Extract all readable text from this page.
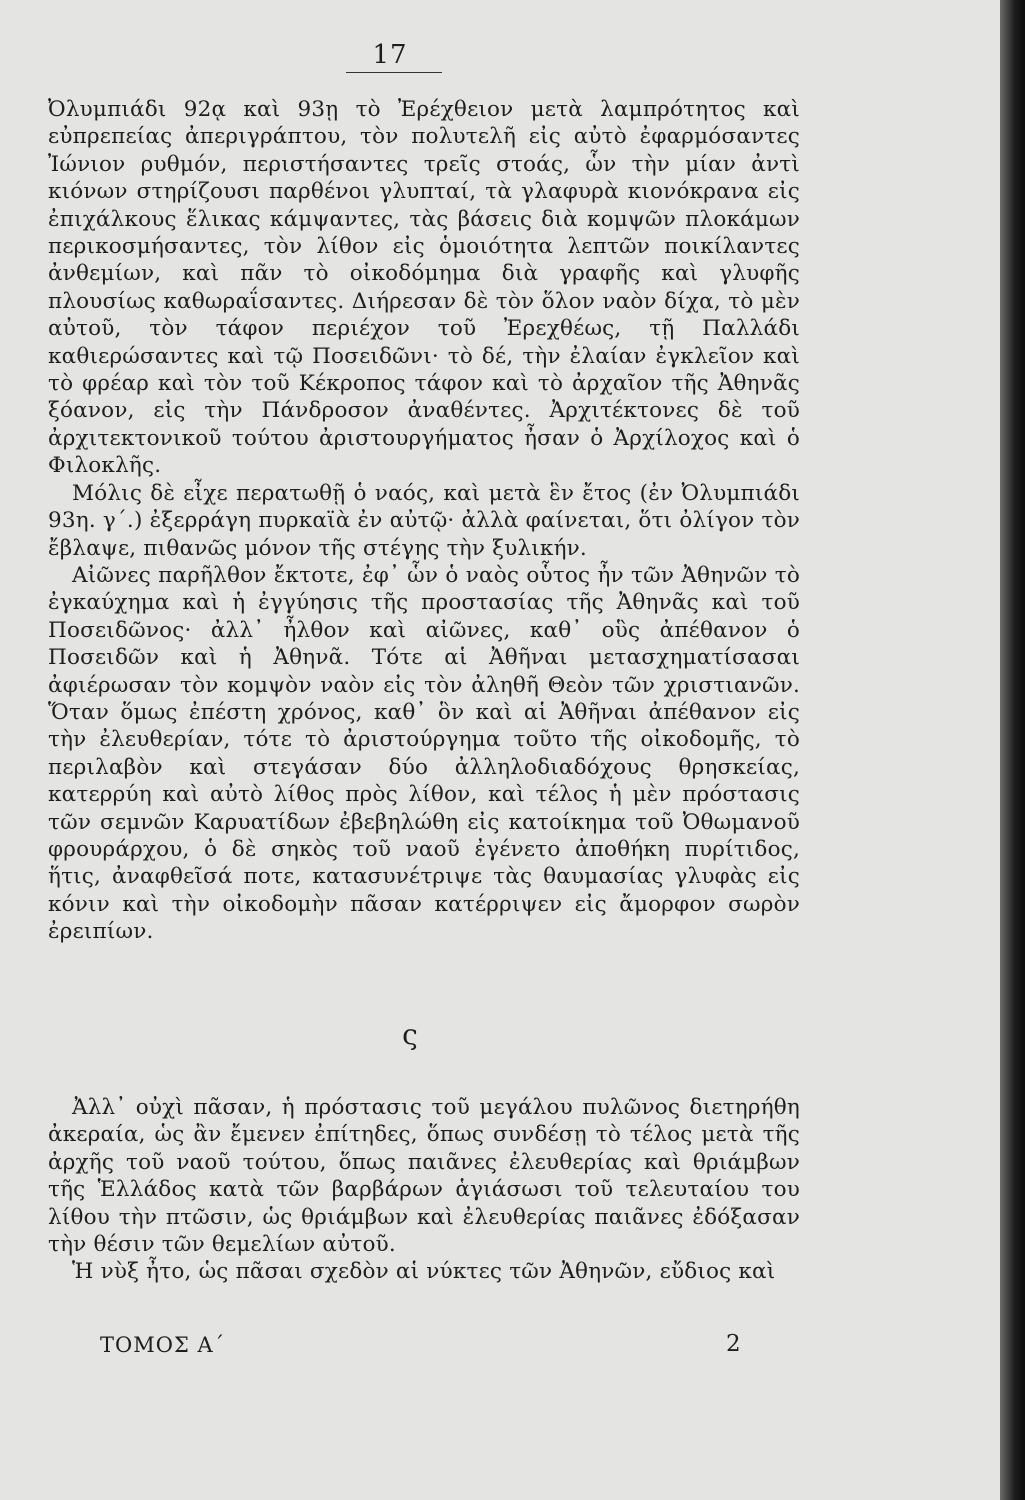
17

Ὀλυμπιάδι 92ᾳ καὶ 93ῃ τὸ Ἐρέχθειον μετὰ λαμπρότητος καὶ εὐπρεπείας ἀπεριγράπτου, τὸν πολυτελῆ εἰς αὐτὸ ἐφαρμόσαντες Ἰώνιον ρυθμόν, περιστήσαντες τρεῖς στοάς, ὧν τὴν μίαν ἀντὶ κιόνων στηρίζουσι παρθένοι γλυπταί, τὰ γλαφυρὰ κιονόκρανα εἰς ἐπιχάλκους ἕλικας κάμψαντες, τὰς βάσεις διὰ κομψῶν πλοκάμων περικοσμήσαντες, τὸν λίθον εἰς ὁμοιότητα λεπτῶν ποικίλαντες ἀνθεμίων, καὶ πᾶν τὸ οἰκοδόμημα διὰ γραφῆς καὶ γλυφῆς πλουσίως καθωραΐσαντες. Διήρεσαν δὲ τὸν ὅλον ναὸν δίχα, τὸ μὲν αὐτοῦ, τὸν τάφον περιέχον τοῦ Ἐρεχθέως, τῇ Παλλάδι καθιερώσαντες καὶ τῷ Ποσειδῶνι· τὸ δέ, τὴν ἐλαίαν ἐγκλεῖον καὶ τὸ φρέαρ καὶ τὸν τοῦ Κέκροπος τάφον καὶ τὸ ἀρχαῖον τῆς Ἀθηνᾶς ξόανον, εἰς τὴν Πάνδροσον ἀναθέντες. Ἀρχιτέκτονες δὲ τοῦ ἀρχιτεκτονικοῦ τούτου ἀριστουργήματος ἦσαν ὁ Ἀρχίλοχος καὶ ὁ Φιλοκλῆς.

Μόλις δὲ εἶχε περατωθῇ ὁ ναός, καὶ μετὰ ἓν ἔτος (ἐν Ὀλυμπιάδι 93η. γ΄.) ἐξερράγη πυρκαϊὰ ἐν αὐτῷ· ἀλλὰ φαίνεται, ὅτι ὀλίγον τὸν ἔβλαψε, πιθανῶς μόνον τῆς στέγης τὴν ξυλικήν.

Αἰῶνες παρῆλθον ἔκτοτε, ἐφ᾽ ὧν ὁ ναὸς οὗτος ἦν τῶν Ἀθηνῶν τὸ ἐγκαύχημα καὶ ἡ ἐγγύησις τῆς προστασίας τῆς Ἀθηνᾶς καὶ τοῦ Ποσειδῶνος· ἀλλ᾽ ἦλθον καὶ αἰῶνες, καθ᾽ οὓς ἀπέθανον ὁ Ποσειδῶν καὶ ἡ Ἀθηνᾶ. Τότε αἱ Ἀθῆναι μετασχηματίσασαι ἀφιέρωσαν τὸν κομψὸν ναὸν εἰς τὸν ἀληθῆ Θεὸν τῶν χριστιανῶν. Ὅταν ὅμως ἐπέστη χρόνος, καθ᾽ ὃν καὶ αἱ Ἀθῆναι ἀπέθανον εἰς τὴν ἐλευθερίαν, τότε τὸ ἀριστούργημα τοῦτο τῆς οἰκοδομῆς, τὸ περιλαβὸν καὶ στεγάσαν δύο ἀλληλοδιαδόχους θρησκείας, κατερρύη καὶ αὐτὸ λίθος πρὸς λίθον, καὶ τέλος ἡ μὲν πρόστασις τῶν σεμνῶν Καρυατίδων ἐβεβηλώθη εἰς κατοίκημα τοῦ Ὀθωμανοῦ φρουράρχου, ὁ δὲ σηκὸς τοῦ ναοῦ ἐγένετο ἀποθήκη πυρίτιδος, ἥτις, ἀναφθεῖσά ποτε, κατασυνέτριψε τὰς θαυμασίας γλυφὰς εἰς κόνιν καὶ τὴν οἰκοδομὴν πᾶσαν κατέρριψεν εἰς ἄμορφον σωρὸν ἐρειπίων.

ς

Ἀλλ᾽ οὐχὶ πᾶσαν, ἡ πρόστασις τοῦ μεγάλου πυλῶνος διετηρήθη ἀκεραία, ὡς ἂν ἔμενεν ἐπίτηδες, ὅπως συνδέσῃ τὸ τέλος μετὰ τῆς ἀρχῆς τοῦ ναοῦ τούτου, ὅπως παιᾶνες ἐλευθερίας καὶ θριάμβων τῆς Ἑλλάδος κατὰ τῶν βαρβάρων ἁγιάσωσι τοῦ τελευταίου του λίθου τὴν πτῶσιν, ὡς θριάμβων καὶ ἐλευθερίας παιᾶνες ἐδόξασαν τὴν θέσιν τῶν θεμελίων αὐτοῦ.

Ἡ νὺξ ἦτο, ὡς πᾶσαι σχεδὸν αἱ νύκτες τῶν Ἀθηνῶν, εὔδιος καὶ

ΤΟΜΟΣ Α΄	2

### [TASK BRIEF]
Make an exact reproduction of the listing above, without any pictures.

### [FINISHED EXERCISE]
Extract all readable text from this page.
17

Ὀλυμπιάδι 92ᾳ καὶ 93ῃ τὸ Ἐρέχθειον μετὰ λαμπρότητος καὶ εὐπρεπείας ἀπεριγράπτου, τὸν πολυτελῆ εἰς αὐτὸ ἐφαρμόσαντες Ἰώνιον ρυθμόν, περιστήσαντες τρεῖς στοάς, ὧν τὴν μίαν ἀντὶ κιόνων στηρίζουσι παρθένοι γλυπταί, τὰ γλαφυρὰ κιονόκρανα εἰς ἐπιχάλκους ἕλικας κάμψαντες, τὰς βάσεις διὰ κομψῶν πλοκάμων περικοσμήσαντες, τὸν λίθον εἰς ὁμοιότητα λεπτῶν ποικίλαντες ἀνθεμίων, καὶ πᾶν τὸ οἰκοδόμημα διὰ γραφῆς καὶ γλυφῆς πλουσίως καθωραΐσαντες. Διήρεσαν δὲ τὸν ὅλον ναὸν δίχα, τὸ μὲν αὐτοῦ, τὸν τάφον περιέχον τοῦ Ἐρεχθέως, τῇ Παλλάδι καθιερώσαντες καὶ τῷ Ποσειδῶνι· τὸ δέ, τὴν ἐλαίαν ἐγκλεῖον καὶ τὸ φρέαρ καὶ τὸν τοῦ Κέκροπος τάφον καὶ τὸ ἀρχαῖον τῆς Ἀθηνᾶς ξόανον, εἰς τὴν Πάνδροσον ἀναθέντες. Ἀρχιτέκτονες δὲ τοῦ ἀρχιτεκτονικοῦ τούτου ἀριστουργήματος ἦσαν ὁ Ἀρχίλοχος καὶ ὁ Φιλοκλῆς.

Μόλις δὲ εἶχε περατωθῇ ὁ ναός, καὶ μετὰ ἓν ἔτος (ἐν Ὀλυμπιάδι 93η. γ΄.) ἐξερράγη πυρκαϊὰ ἐν αὐτῷ· ἀλλὰ φαίνεται, ὅτι ὀλίγον τὸν ἔβλαψε, πιθανῶς μόνον τῆς στέγης τὴν ξυλικήν.

Αἰῶνες παρῆλθον ἔκτοτε, ἐφ᾽ ὧν ὁ ναὸς οὗτος ἦν τῶν Ἀθηνῶν τὸ ἐγκαύχημα καὶ ἡ ἐγγύησις τῆς προστασίας τῆς Ἀθηνᾶς καὶ τοῦ Ποσειδῶνος· ἀλλ᾽ ἦλθον καὶ αἰῶνες, καθ᾽ οὓς ἀπέθανον ὁ Ποσειδῶν καὶ ἡ Ἀθηνᾶ. Τότε αἱ Ἀθῆναι μετασχηματίσασαι ἀφιέρωσαν τὸν κομψὸν ναὸν εἰς τὸν ἀληθῆ Θεὸν τῶν χριστιανῶν. Ὅταν ὅμως ἐπέστη χρόνος, καθ᾽ ὃν καὶ αἱ Ἀθῆναι ἀπέθανον εἰς τὴν ἐλευθερίαν, τότε τὸ ἀριστούργημα τοῦτο τῆς οἰκοδομῆς, τὸ περιλαβὸν καὶ στεγάσαν δύο ἀλληλοδιαδόχους θρησκείας, κατερρύη καὶ αὐτὸ λίθος πρὸς λίθον, καὶ τέλος ἡ μὲν πρόστασις τῶν σεμνῶν Καρυατίδων ἐβεβηλώθη εἰς κατοίκημα τοῦ Ὀθωμανοῦ φρουράρχου, ὁ δὲ σηκὸς τοῦ ναοῦ ἐγένετο ἀποθήκη πυρίτιδος, ἥτις, ἀναφθεῖσά ποτε, κατασυνέτριψε τὰς θαυμασίας γλυφὰς εἰς κόνιν καὶ τὴν οἰκοδομὴν πᾶσαν κατέρριψεν εἰς ἄμορφον σωρὸν ἐρειπίων.

ς

Ἀλλ᾽ οὐχὶ πᾶσαν, ἡ πρόστασις τοῦ μεγάλου πυλῶνος διετηρήθη ἀκεραία, ὡς ἂν ἔμενεν ἐπίτηδες, ὅπως συνδέσῃ τὸ τέλος μετὰ τῆς ἀρχῆς τοῦ ναοῦ τούτου, ὅπως παιᾶνες ἐλευθερίας καὶ θριάμβων τῆς Ἑλλάδος κατὰ τῶν βαρβάρων ἁγιάσωσι τοῦ τελευταίου του λίθου τὴν πτῶσιν, ὡς θριάμβων καὶ ἐλευθερίας παιᾶνες ἐδόξασαν τὴν θέσιν τῶν θεμελίων αὐτοῦ.

Ἡ νὺξ ἦτο, ὡς πᾶσαι σχεδὸν αἱ νύκτες τῶν Ἀθηνῶν, εὔδιος καὶ

ΤΟΜΟΣ Α΄	2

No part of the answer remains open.